start Supplied material
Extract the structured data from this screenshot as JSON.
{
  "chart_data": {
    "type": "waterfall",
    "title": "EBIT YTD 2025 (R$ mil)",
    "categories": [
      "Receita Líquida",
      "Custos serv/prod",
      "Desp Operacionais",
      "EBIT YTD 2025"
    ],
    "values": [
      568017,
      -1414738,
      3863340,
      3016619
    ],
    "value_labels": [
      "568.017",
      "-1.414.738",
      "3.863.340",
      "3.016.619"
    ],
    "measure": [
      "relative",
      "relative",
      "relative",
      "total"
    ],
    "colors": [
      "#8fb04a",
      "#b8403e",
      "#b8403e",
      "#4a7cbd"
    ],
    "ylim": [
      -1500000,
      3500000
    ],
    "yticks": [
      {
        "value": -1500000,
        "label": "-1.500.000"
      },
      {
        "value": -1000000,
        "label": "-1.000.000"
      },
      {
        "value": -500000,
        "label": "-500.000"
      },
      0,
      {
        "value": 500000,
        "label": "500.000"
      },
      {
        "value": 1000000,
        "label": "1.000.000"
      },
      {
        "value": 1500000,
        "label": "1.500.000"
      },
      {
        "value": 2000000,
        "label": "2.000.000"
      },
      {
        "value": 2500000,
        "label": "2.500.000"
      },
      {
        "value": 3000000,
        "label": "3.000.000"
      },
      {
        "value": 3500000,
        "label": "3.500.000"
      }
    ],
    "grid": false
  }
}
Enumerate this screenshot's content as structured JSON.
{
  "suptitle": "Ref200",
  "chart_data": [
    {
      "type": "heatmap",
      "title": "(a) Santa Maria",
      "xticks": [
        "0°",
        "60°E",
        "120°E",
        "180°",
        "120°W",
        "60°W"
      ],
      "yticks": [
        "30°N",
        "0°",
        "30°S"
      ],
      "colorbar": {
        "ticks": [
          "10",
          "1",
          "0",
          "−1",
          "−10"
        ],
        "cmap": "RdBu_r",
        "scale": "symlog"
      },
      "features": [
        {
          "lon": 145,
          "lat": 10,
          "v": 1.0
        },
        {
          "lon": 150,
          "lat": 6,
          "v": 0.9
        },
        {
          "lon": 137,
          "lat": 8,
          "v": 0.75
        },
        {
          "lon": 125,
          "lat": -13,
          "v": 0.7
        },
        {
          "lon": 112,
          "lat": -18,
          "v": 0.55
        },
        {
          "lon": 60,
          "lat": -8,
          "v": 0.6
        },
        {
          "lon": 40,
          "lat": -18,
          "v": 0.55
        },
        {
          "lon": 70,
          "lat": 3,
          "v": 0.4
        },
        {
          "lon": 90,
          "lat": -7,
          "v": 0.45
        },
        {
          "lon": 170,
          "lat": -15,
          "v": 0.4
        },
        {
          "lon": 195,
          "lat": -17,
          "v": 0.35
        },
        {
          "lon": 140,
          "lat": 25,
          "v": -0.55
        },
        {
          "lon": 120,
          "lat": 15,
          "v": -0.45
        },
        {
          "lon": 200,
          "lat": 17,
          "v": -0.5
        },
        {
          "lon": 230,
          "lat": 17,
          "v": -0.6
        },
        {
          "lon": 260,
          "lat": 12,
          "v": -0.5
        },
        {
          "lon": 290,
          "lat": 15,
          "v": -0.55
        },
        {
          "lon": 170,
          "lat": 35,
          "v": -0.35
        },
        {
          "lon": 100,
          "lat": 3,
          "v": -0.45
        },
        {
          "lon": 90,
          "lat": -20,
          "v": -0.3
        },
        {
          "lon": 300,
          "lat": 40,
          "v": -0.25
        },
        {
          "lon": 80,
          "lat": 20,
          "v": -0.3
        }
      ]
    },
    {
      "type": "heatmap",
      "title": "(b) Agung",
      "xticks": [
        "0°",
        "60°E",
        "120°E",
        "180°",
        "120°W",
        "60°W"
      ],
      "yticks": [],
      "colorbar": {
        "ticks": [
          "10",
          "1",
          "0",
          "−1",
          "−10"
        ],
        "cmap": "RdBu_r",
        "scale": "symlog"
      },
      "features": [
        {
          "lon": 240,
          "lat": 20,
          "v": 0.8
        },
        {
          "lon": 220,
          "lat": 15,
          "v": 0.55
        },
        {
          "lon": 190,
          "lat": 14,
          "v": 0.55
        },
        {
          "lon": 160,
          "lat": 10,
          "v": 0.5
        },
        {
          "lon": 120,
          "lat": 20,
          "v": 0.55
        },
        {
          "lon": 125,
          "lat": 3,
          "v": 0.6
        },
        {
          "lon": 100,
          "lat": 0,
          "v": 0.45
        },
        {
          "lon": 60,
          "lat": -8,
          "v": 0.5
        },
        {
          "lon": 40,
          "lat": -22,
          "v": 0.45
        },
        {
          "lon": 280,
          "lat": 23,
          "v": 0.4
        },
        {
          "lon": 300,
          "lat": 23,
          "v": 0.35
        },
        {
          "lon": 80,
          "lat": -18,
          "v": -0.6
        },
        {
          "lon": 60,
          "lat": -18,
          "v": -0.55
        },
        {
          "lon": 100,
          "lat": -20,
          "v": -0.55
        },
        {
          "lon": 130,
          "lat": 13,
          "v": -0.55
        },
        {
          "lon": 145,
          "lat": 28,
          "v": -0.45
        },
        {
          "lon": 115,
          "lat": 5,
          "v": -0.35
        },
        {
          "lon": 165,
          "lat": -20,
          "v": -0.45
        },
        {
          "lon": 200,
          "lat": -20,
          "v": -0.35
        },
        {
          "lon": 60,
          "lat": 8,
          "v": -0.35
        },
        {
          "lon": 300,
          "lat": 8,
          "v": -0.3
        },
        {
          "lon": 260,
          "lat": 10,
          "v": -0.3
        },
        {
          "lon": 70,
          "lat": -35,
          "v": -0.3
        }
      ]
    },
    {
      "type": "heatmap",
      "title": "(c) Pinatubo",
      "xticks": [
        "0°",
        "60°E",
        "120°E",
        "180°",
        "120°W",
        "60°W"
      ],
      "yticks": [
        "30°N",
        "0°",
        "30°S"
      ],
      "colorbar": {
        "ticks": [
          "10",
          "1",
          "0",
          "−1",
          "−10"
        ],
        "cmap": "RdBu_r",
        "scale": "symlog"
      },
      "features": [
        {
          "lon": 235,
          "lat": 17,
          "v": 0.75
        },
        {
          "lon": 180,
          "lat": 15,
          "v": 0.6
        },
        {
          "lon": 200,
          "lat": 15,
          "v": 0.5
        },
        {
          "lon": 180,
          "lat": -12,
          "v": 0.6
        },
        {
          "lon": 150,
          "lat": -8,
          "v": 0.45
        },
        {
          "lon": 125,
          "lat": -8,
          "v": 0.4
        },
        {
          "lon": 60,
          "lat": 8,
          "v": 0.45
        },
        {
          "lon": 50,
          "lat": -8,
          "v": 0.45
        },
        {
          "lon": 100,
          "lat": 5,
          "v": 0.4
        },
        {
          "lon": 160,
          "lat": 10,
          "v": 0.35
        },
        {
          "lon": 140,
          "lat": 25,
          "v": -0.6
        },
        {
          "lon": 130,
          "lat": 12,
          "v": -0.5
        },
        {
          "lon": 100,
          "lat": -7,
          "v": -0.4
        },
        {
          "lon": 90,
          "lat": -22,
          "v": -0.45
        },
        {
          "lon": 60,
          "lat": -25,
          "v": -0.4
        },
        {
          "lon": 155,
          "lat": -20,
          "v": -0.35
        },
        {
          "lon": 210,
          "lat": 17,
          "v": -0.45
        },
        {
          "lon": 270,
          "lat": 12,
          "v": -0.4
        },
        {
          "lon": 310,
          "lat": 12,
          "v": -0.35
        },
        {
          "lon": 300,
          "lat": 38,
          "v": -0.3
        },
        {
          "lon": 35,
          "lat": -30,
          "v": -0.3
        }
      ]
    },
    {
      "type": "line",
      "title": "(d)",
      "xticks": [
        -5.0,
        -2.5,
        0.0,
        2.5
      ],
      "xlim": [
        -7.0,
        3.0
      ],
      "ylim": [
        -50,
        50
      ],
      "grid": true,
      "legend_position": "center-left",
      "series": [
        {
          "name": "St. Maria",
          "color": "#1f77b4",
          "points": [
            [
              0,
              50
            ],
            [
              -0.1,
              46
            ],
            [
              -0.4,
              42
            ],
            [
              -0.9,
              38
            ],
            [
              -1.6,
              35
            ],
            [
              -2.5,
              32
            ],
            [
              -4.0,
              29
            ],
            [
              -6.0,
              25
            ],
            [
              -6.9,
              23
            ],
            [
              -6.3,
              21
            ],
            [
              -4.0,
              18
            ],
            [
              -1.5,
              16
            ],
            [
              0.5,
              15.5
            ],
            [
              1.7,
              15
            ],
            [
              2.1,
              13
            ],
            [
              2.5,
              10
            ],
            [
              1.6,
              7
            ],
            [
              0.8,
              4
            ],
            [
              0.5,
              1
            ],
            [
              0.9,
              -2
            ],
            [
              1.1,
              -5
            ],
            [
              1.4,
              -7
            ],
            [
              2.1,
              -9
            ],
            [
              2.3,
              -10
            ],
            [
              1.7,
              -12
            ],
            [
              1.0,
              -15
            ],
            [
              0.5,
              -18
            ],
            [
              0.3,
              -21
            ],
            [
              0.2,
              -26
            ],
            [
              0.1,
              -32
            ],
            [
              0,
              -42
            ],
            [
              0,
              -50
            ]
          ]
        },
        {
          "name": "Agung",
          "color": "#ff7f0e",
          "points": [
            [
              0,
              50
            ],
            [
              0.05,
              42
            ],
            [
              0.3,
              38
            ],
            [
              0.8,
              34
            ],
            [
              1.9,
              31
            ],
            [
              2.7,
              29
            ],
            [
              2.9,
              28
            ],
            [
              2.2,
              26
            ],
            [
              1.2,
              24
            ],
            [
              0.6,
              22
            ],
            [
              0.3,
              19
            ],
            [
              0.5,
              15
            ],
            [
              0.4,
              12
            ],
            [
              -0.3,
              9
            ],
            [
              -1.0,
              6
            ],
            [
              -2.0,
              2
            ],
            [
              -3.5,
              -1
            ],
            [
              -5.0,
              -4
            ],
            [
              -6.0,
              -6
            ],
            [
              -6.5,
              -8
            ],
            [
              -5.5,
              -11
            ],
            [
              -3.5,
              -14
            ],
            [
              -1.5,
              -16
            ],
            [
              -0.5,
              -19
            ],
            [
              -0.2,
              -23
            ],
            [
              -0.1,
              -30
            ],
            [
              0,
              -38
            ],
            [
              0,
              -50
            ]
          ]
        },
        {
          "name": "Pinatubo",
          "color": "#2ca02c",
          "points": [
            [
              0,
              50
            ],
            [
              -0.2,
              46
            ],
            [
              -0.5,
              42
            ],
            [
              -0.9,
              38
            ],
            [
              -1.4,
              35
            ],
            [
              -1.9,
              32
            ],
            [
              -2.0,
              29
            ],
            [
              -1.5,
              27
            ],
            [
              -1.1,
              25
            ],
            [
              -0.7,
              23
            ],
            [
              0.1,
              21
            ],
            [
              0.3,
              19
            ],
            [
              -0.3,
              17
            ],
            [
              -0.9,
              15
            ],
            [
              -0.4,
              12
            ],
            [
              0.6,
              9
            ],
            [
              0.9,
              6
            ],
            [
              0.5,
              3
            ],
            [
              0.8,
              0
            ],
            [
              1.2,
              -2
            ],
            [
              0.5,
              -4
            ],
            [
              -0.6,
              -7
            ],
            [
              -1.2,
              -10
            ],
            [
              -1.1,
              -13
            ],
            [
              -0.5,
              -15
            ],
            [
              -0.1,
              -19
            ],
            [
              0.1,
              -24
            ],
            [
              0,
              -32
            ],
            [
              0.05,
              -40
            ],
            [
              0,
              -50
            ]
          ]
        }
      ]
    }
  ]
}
end Supplied material
● Requirement
Where a line in the entries holds "EBIT", copy that line.

● The result
    "title": "EBIT YTD 2025 (R$ mil)",
      "EBIT YTD 2025"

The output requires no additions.